# Extracts from a graphics dataset
-- BEGIN --

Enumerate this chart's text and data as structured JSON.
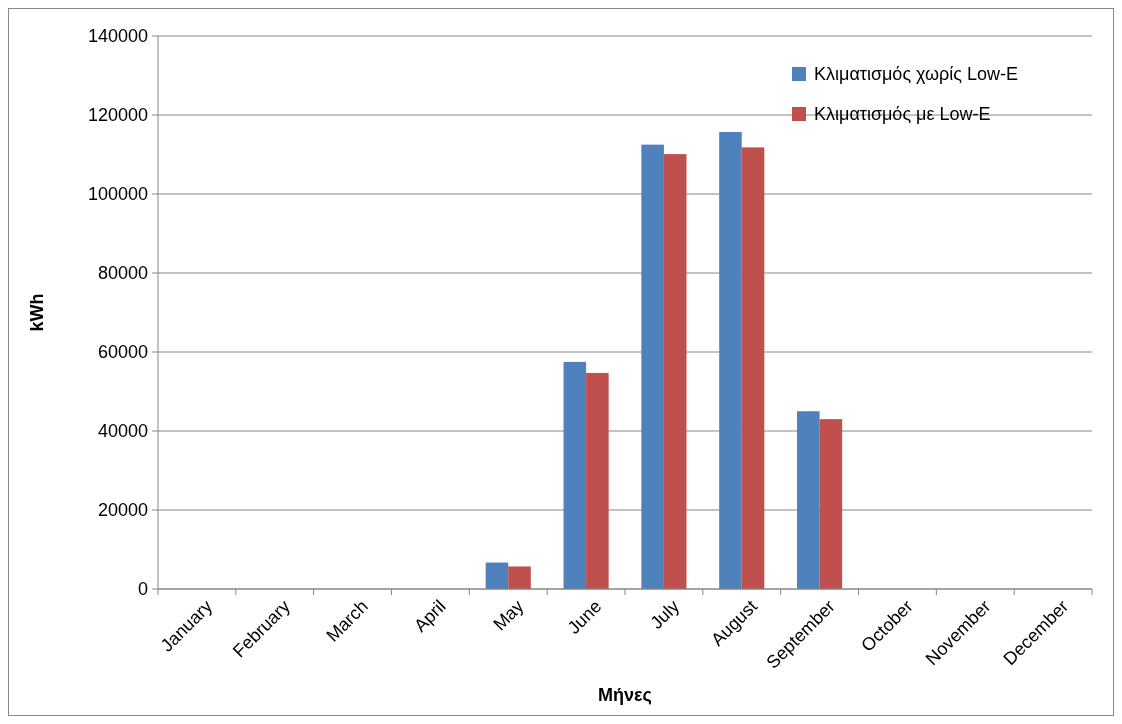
{
  "chart_data": {
    "type": "bar",
    "xlabel": "Μήνες",
    "ylabel": "kWh",
    "categories": [
      "January",
      "February",
      "March",
      "April",
      "May",
      "June",
      "July",
      "August",
      "September",
      "October",
      "November",
      "December"
    ],
    "series": [
      {
        "name": "Κλιματισμός χωρίς Low-E",
        "color": "#4f81bd",
        "values": [
          0,
          0,
          0,
          0,
          6700,
          57500,
          112500,
          115700,
          45000,
          0,
          0,
          0
        ]
      },
      {
        "name": "Κλιματισμός με Low-E",
        "color": "#c0504d",
        "values": [
          0,
          0,
          0,
          0,
          5700,
          54700,
          110100,
          111800,
          43000,
          0,
          0,
          0
        ]
      }
    ],
    "ylim": [
      0,
      140000
    ],
    "yticks": [
      0,
      20000,
      40000,
      60000,
      80000,
      100000,
      120000,
      140000
    ],
    "grid": "y",
    "legend": "top right"
  }
}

-- END --

# Task to carry out
Reproduce every record word for word. The copy must contain no pictures.

# Right answer
Enumerate this chart's text and data as structured JSON.
{
  "chart_data": {
    "type": "bar",
    "xlabel": "Μήνες",
    "ylabel": "kWh",
    "categories": [
      "January",
      "February",
      "March",
      "April",
      "May",
      "June",
      "July",
      "August",
      "September",
      "October",
      "November",
      "December"
    ],
    "series": [
      {
        "name": "Κλιματισμός χωρίς Low-E",
        "color": "#4f81bd",
        "values": [
          0,
          0,
          0,
          0,
          6700,
          57500,
          112500,
          115700,
          45000,
          0,
          0,
          0
        ]
      },
      {
        "name": "Κλιματισμός με Low-E",
        "color": "#c0504d",
        "values": [
          0,
          0,
          0,
          0,
          5700,
          54700,
          110100,
          111800,
          43000,
          0,
          0,
          0
        ]
      }
    ],
    "ylim": [
      0,
      140000
    ],
    "yticks": [
      0,
      20000,
      40000,
      60000,
      80000,
      100000,
      120000,
      140000
    ],
    "grid": "y",
    "legend": "top right"
  }
}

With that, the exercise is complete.